"""
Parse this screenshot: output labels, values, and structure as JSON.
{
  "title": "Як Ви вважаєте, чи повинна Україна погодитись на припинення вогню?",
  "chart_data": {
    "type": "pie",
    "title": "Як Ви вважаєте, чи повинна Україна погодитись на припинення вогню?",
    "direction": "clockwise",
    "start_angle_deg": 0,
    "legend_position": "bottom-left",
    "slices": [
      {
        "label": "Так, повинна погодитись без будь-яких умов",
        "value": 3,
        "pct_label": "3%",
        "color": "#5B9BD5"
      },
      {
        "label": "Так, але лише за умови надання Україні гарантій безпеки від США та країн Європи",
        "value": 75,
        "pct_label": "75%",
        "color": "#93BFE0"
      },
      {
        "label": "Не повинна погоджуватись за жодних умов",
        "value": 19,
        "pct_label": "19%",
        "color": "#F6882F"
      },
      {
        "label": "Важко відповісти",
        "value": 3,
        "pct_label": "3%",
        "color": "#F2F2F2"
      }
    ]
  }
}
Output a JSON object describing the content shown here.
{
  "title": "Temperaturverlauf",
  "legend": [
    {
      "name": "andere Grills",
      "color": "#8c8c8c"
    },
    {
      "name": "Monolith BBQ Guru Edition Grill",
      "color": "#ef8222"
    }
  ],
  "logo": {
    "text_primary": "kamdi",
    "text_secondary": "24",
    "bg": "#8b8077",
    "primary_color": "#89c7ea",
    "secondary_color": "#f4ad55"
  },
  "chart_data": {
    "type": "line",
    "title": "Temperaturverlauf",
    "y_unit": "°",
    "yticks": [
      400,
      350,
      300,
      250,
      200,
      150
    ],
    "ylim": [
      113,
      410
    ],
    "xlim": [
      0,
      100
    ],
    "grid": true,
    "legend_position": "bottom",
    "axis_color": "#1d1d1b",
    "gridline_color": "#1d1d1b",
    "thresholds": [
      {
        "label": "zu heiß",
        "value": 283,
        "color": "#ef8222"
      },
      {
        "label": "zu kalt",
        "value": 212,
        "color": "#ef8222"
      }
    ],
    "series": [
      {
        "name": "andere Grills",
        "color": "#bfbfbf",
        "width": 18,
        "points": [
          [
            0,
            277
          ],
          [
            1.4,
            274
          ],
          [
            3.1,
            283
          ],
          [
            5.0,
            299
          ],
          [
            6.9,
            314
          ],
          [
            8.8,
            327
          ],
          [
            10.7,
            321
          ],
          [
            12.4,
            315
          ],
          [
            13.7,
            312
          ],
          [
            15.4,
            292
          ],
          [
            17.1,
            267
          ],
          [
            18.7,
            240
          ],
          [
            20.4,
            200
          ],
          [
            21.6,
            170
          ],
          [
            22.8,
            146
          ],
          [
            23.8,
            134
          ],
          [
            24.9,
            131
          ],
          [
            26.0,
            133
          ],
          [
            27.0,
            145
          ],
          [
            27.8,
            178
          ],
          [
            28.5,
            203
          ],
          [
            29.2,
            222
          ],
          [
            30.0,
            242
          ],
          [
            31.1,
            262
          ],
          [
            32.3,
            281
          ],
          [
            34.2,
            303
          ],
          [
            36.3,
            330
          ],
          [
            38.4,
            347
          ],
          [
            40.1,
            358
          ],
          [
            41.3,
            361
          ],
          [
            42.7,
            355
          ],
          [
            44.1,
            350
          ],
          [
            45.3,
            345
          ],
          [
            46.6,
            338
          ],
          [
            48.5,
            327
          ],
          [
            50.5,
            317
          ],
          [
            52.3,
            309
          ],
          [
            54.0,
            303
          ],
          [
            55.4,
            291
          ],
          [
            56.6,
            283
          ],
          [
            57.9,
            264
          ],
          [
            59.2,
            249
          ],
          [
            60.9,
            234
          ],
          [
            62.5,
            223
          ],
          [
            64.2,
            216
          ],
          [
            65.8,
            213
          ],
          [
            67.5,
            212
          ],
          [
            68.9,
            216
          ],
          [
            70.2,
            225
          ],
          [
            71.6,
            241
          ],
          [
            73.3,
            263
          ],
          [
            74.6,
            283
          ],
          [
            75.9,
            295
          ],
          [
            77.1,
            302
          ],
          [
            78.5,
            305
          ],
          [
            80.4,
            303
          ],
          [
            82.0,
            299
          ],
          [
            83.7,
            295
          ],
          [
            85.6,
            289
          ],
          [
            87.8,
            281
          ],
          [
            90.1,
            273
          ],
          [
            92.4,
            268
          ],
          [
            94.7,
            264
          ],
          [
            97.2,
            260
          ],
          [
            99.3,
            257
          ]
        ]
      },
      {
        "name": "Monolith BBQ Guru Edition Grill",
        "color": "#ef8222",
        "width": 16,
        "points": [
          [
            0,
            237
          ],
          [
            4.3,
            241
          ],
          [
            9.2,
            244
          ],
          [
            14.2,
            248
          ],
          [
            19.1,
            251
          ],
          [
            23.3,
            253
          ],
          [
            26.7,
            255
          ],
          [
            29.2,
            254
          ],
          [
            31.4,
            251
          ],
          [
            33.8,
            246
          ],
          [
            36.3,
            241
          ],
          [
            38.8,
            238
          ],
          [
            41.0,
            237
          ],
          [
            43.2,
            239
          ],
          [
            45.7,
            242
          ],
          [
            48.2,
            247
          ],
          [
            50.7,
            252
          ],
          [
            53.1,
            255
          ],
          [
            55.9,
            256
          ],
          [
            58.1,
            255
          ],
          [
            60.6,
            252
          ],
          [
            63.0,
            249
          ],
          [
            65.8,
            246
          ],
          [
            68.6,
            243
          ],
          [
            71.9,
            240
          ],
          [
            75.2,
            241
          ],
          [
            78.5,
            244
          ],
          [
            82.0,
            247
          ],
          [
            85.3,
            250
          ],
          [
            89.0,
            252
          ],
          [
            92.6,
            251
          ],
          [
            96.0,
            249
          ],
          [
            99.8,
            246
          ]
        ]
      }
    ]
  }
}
"""
• [GIVEN PROBLEM]
Out of the material above, select every line that holds the string "Grills".

• [ANSWER TO THE TASK]
      "name": "andere Grills",
        "name": "andere Grills",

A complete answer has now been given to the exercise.